— Start —

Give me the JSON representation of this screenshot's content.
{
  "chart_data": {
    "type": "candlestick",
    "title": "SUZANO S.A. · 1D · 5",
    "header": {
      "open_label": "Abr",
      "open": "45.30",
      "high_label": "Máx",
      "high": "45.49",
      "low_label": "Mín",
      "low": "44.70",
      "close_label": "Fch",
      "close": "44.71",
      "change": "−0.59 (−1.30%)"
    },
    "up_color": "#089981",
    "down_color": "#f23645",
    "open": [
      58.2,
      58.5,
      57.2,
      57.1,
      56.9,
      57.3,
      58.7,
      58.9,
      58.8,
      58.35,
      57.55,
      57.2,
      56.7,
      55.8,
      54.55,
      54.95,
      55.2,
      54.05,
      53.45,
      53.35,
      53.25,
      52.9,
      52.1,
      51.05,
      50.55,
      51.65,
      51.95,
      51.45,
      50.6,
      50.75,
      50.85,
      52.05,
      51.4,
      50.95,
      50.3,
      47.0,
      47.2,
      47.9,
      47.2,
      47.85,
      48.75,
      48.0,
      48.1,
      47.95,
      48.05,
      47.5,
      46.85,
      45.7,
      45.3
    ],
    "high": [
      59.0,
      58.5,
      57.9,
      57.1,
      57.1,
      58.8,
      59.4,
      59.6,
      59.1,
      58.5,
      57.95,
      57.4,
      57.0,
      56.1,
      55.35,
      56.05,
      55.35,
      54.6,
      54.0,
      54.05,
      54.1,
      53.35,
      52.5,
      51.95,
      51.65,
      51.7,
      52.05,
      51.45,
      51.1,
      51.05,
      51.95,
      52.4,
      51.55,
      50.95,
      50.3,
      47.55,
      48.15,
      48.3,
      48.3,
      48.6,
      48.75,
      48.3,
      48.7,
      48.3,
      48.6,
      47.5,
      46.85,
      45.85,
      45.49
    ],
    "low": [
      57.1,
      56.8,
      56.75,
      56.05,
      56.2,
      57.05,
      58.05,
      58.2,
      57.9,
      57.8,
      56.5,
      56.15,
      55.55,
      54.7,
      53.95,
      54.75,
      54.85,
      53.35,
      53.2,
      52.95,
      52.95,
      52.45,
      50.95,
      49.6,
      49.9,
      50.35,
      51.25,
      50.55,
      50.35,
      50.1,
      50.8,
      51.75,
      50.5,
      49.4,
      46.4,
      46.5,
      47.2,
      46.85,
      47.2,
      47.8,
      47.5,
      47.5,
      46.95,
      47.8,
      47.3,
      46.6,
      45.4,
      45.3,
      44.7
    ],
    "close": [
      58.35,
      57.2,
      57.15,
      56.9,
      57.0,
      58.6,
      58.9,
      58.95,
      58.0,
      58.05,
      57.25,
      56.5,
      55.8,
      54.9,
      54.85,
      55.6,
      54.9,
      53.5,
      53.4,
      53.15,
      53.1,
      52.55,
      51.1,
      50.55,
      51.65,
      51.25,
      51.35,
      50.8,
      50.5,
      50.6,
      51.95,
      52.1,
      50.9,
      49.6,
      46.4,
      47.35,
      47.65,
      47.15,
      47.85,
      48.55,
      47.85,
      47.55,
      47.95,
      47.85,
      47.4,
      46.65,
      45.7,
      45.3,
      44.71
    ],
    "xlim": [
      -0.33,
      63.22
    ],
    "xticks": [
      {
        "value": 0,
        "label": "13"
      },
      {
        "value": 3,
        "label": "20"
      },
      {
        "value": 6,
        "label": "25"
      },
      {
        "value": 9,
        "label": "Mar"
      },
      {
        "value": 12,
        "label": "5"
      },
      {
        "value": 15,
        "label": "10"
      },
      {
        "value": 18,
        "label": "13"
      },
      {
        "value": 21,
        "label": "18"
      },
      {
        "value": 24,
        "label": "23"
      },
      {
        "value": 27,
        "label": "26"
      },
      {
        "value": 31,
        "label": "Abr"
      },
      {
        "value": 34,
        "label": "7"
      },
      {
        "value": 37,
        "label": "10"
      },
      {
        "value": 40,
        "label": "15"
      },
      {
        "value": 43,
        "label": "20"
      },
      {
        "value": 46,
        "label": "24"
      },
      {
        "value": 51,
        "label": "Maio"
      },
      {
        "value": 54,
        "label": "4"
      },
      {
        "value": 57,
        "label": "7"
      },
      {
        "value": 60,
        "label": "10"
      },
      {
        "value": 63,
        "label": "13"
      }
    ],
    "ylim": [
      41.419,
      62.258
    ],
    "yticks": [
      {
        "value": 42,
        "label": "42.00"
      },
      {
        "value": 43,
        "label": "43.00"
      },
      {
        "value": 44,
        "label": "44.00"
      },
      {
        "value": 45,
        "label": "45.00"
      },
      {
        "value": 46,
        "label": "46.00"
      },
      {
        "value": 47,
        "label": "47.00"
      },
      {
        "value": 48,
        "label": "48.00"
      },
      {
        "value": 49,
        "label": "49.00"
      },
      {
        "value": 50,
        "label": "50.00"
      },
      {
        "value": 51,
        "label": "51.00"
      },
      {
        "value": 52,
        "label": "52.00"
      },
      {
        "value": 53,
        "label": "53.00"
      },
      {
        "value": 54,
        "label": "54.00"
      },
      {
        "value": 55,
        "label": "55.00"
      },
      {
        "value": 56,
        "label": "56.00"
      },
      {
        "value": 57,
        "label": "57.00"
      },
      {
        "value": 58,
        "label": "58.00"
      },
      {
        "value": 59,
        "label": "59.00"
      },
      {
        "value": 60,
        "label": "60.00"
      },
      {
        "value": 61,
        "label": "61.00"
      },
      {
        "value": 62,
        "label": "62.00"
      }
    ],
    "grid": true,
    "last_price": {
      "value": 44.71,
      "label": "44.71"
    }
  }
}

— End —

» **TO BE DONE**:
Write out the whole listing again. Match it word for word.

» **SOLVED EXERCISE**:
Give me the JSON representation of this screenshot's content.
{
  "chart_data": {
    "type": "candlestick",
    "title": "SUZANO S.A. · 1D · 5",
    "header": {
      "open_label": "Abr",
      "open": "45.30",
      "high_label": "Máx",
      "high": "45.49",
      "low_label": "Mín",
      "low": "44.70",
      "close_label": "Fch",
      "close": "44.71",
      "change": "−0.59 (−1.30%)"
    },
    "up_color": "#089981",
    "down_color": "#f23645",
    "open": [
      58.2,
      58.5,
      57.2,
      57.1,
      56.9,
      57.3,
      58.7,
      58.9,
      58.8,
      58.35,
      57.55,
      57.2,
      56.7,
      55.8,
      54.55,
      54.95,
      55.2,
      54.05,
      53.45,
      53.35,
      53.25,
      52.9,
      52.1,
      51.05,
      50.55,
      51.65,
      51.95,
      51.45,
      50.6,
      50.75,
      50.85,
      52.05,
      51.4,
      50.95,
      50.3,
      47.0,
      47.2,
      47.9,
      47.2,
      47.85,
      48.75,
      48.0,
      48.1,
      47.95,
      48.05,
      47.5,
      46.85,
      45.7,
      45.3
    ],
    "high": [
      59.0,
      58.5,
      57.9,
      57.1,
      57.1,
      58.8,
      59.4,
      59.6,
      59.1,
      58.5,
      57.95,
      57.4,
      57.0,
      56.1,
      55.35,
      56.05,
      55.35,
      54.6,
      54.0,
      54.05,
      54.1,
      53.35,
      52.5,
      51.95,
      51.65,
      51.7,
      52.05,
      51.45,
      51.1,
      51.05,
      51.95,
      52.4,
      51.55,
      50.95,
      50.3,
      47.55,
      48.15,
      48.3,
      48.3,
      48.6,
      48.75,
      48.3,
      48.7,
      48.3,
      48.6,
      47.5,
      46.85,
      45.85,
      45.49
    ],
    "low": [
      57.1,
      56.8,
      56.75,
      56.05,
      56.2,
      57.05,
      58.05,
      58.2,
      57.9,
      57.8,
      56.5,
      56.15,
      55.55,
      54.7,
      53.95,
      54.75,
      54.85,
      53.35,
      53.2,
      52.95,
      52.95,
      52.45,
      50.95,
      49.6,
      49.9,
      50.35,
      51.25,
      50.55,
      50.35,
      50.1,
      50.8,
      51.75,
      50.5,
      49.4,
      46.4,
      46.5,
      47.2,
      46.85,
      47.2,
      47.8,
      47.5,
      47.5,
      46.95,
      47.8,
      47.3,
      46.6,
      45.4,
      45.3,
      44.7
    ],
    "close": [
      58.35,
      57.2,
      57.15,
      56.9,
      57.0,
      58.6,
      58.9,
      58.95,
      58.0,
      58.05,
      57.25,
      56.5,
      55.8,
      54.9,
      54.85,
      55.6,
      54.9,
      53.5,
      53.4,
      53.15,
      53.1,
      52.55,
      51.1,
      50.55,
      51.65,
      51.25,
      51.35,
      50.8,
      50.5,
      50.6,
      51.95,
      52.1,
      50.9,
      49.6,
      46.4,
      47.35,
      47.65,
      47.15,
      47.85,
      48.55,
      47.85,
      47.55,
      47.95,
      47.85,
      47.4,
      46.65,
      45.7,
      45.3,
      44.71
    ],
    "xlim": [
      -0.33,
      63.22
    ],
    "xticks": [
      {
        "value": 0,
        "label": "13"
      },
      {
        "value": 3,
        "label": "20"
      },
      {
        "value": 6,
        "label": "25"
      },
      {
        "value": 9,
        "label": "Mar"
      },
      {
        "value": 12,
        "label": "5"
      },
      {
        "value": 15,
        "label": "10"
      },
      {
        "value": 18,
        "label": "13"
      },
      {
        "value": 21,
        "label": "18"
      },
      {
        "value": 24,
        "label": "23"
      },
      {
        "value": 27,
        "label": "26"
      },
      {
        "value": 31,
        "label": "Abr"
      },
      {
        "value": 34,
        "label": "7"
      },
      {
        "value": 37,
        "label": "10"
      },
      {
        "value": 40,
        "label": "15"
      },
      {
        "value": 43,
        "label": "20"
      },
      {
        "value": 46,
        "label": "24"
      },
      {
        "value": 51,
        "label": "Maio"
      },
      {
        "value": 54,
        "label": "4"
      },
      {
        "value": 57,
        "label": "7"
      },
      {
        "value": 60,
        "label": "10"
      },
      {
        "value": 63,
        "label": "13"
      }
    ],
    "ylim": [
      41.419,
      62.258
    ],
    "yticks": [
      {
        "value": 42,
        "label": "42.00"
      },
      {
        "value": 43,
        "label": "43.00"
      },
      {
        "value": 44,
        "label": "44.00"
      },
      {
        "value": 45,
        "label": "45.00"
      },
      {
        "value": 46,
        "label": "46.00"
      },
      {
        "value": 47,
        "label": "47.00"
      },
      {
        "value": 48,
        "label": "48.00"
      },
      {
        "value": 49,
        "label": "49.00"
      },
      {
        "value": 50,
        "label": "50.00"
      },
      {
        "value": 51,
        "label": "51.00"
      },
      {
        "value": 52,
        "label": "52.00"
      },
      {
        "value": 53,
        "label": "53.00"
      },
      {
        "value": 54,
        "label": "54.00"
      },
      {
        "value": 55,
        "label": "55.00"
      },
      {
        "value": 56,
        "label": "56.00"
      },
      {
        "value": 57,
        "label": "57.00"
      },
      {
        "value": 58,
        "label": "58.00"
      },
      {
        "value": 59,
        "label": "59.00"
      },
      {
        "value": 60,
        "label": "60.00"
      },
      {
        "value": 61,
        "label": "61.00"
      },
      {
        "value": 62,
        "label": "62.00"
      }
    ],
    "grid": true,
    "last_price": {
      "value": 44.71,
      "label": "44.71"
    }
  }
}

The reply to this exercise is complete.